**EXERCISE PROMPT**
Locate every line in the records below that contains the word "true", and copy each one.

Figure content listings:
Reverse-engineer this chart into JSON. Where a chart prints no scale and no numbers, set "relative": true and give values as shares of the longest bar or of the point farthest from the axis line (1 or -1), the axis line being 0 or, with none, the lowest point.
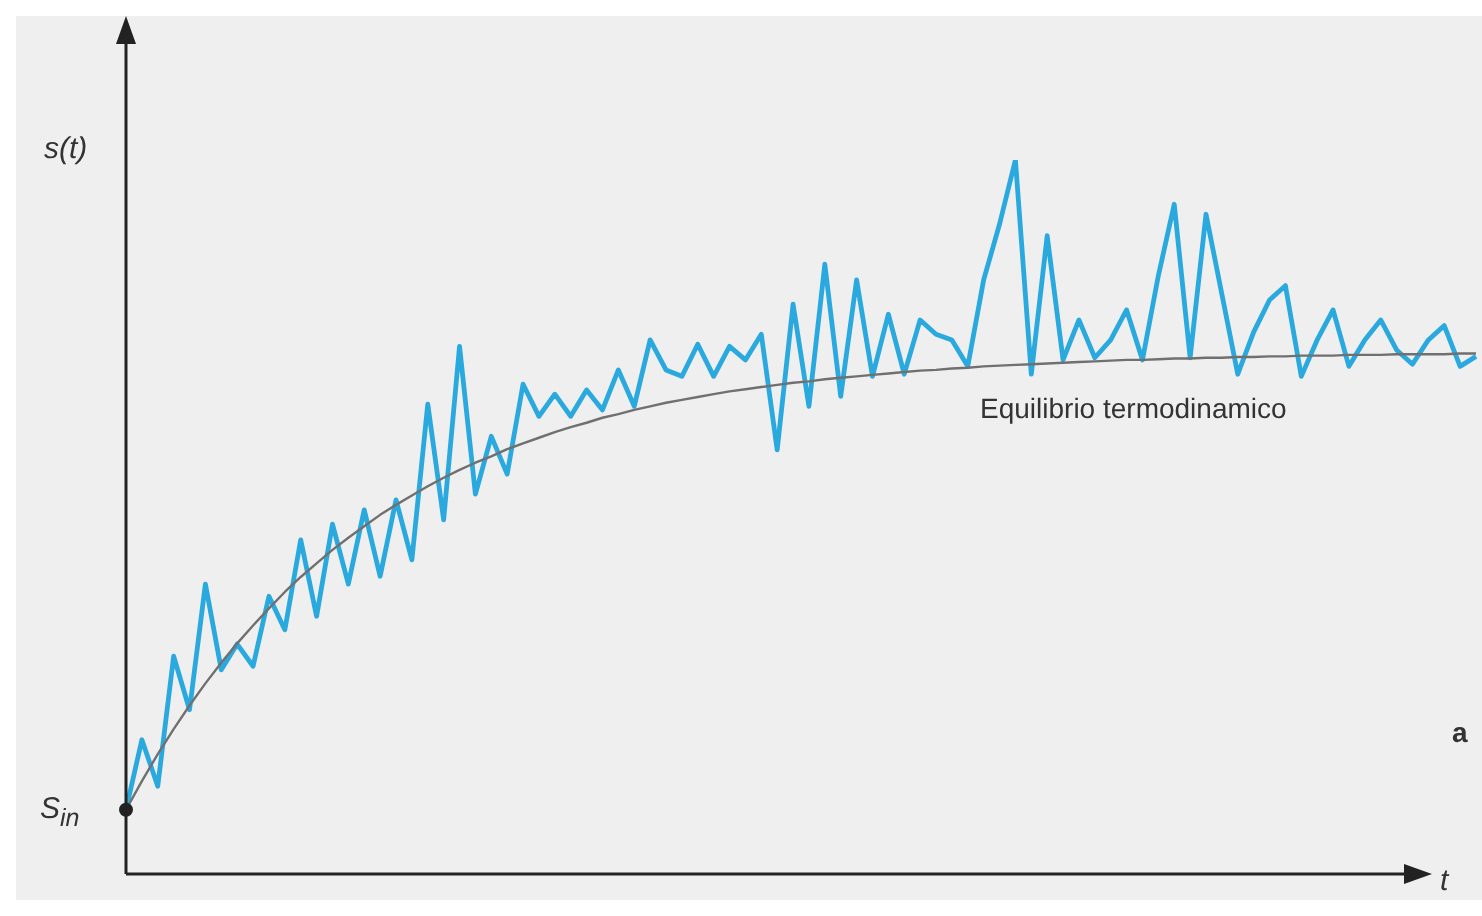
{
  "chart_data": {
    "type": "line",
    "relative": true,
    "xlabel": "t",
    "ylabel": "s(t)",
    "grid": false,
    "legend": false,
    "marker": "none",
    "line_style": "solid",
    "categories": [
      null,
      null,
      null,
      null,
      null,
      null,
      null,
      null,
      null,
      null,
      null,
      null,
      null,
      null,
      null,
      null,
      null,
      null,
      null,
      null,
      null,
      null,
      null,
      null,
      null,
      null,
      null,
      null,
      null,
      null,
      null,
      null,
      null,
      null,
      null,
      null,
      null,
      null,
      null,
      null,
      null,
      null,
      null,
      null,
      null,
      null,
      null,
      null,
      null,
      null,
      null,
      null,
      null,
      null,
      null,
      null,
      null,
      null,
      null,
      null,
      null,
      null,
      null,
      null,
      null,
      null,
      null,
      null,
      null,
      null,
      null,
      null,
      null,
      null,
      null,
      null,
      null,
      null,
      null,
      null,
      null,
      null,
      null,
      null,
      null,
      null
    ],
    "series": [
      {
        "color": "#2aa9df",
        "values": [
          0.09,
          0.188,
          0.123,
          0.305,
          0.23,
          0.406,
          0.286,
          0.322,
          0.291,
          0.389,
          0.342,
          0.468,
          0.361,
          0.49,
          0.406,
          0.51,
          0.417,
          0.524,
          0.44,
          0.658,
          0.496,
          0.739,
          0.532,
          0.613,
          0.56,
          0.686,
          0.641,
          0.672,
          0.641,
          0.678,
          0.65,
          0.706,
          0.655,
          0.748,
          0.706,
          0.697,
          0.742,
          0.697,
          0.739,
          0.72,
          0.756,
          0.594,
          0.798,
          0.655,
          0.854,
          0.669,
          0.832,
          0.697,
          0.784,
          0.7,
          0.776,
          0.756,
          0.748,
          0.711,
          0.832,
          0.91,
          1.0,
          0.7,
          0.894,
          0.72,
          0.776,
          0.723,
          0.748,
          0.79,
          0.72,
          0.838,
          0.938,
          0.723,
          0.924,
          0.812,
          0.7,
          0.759,
          0.804,
          0.824,
          0.697,
          0.748,
          0.79,
          0.711,
          0.748,
          0.776,
          0.734,
          0.714,
          0.748,
          0.768,
          0.711,
          0.725
        ]
      },
      {
        "color": "#707070",
        "values": [
          0.09,
          0.13,
          0.168,
          0.203,
          0.236,
          0.267,
          0.296,
          0.323,
          0.348,
          0.372,
          0.395,
          0.416,
          0.435,
          0.454,
          0.471,
          0.487,
          0.503,
          0.517,
          0.53,
          0.543,
          0.555,
          0.566,
          0.576,
          0.585,
          0.595,
          0.603,
          0.611,
          0.619,
          0.626,
          0.632,
          0.639,
          0.644,
          0.65,
          0.655,
          0.66,
          0.664,
          0.668,
          0.672,
          0.676,
          0.679,
          0.682,
          0.685,
          0.688,
          0.69,
          0.693,
          0.695,
          0.697,
          0.699,
          0.701,
          0.703,
          0.705,
          0.706,
          0.708,
          0.709,
          0.711,
          0.712,
          0.713,
          0.714,
          0.715,
          0.716,
          0.717,
          0.718,
          0.719,
          0.72,
          0.72,
          0.721,
          0.722,
          0.722,
          0.723,
          0.723,
          0.724,
          0.724,
          0.725,
          0.725,
          0.726,
          0.726,
          0.726,
          0.727,
          0.727,
          0.727,
          0.728,
          0.728,
          0.728,
          0.728,
          0.729,
          0.729
        ]
      }
    ],
    "annotations": [
      "Equilibrio termodinamico",
      "S$_{in}$",
      "a"
    ]
  }
}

**ANSWER TO THIS PROBLEM**
Reverse-engineer this chart into JSON. Where a chart prints no scale and no numbers, set "relative": true and give values as shares of the longest bar or of the point farthest from the axis line (1 or -1), the axis line being 0 or, with none, the lowest point.
    "relative": true,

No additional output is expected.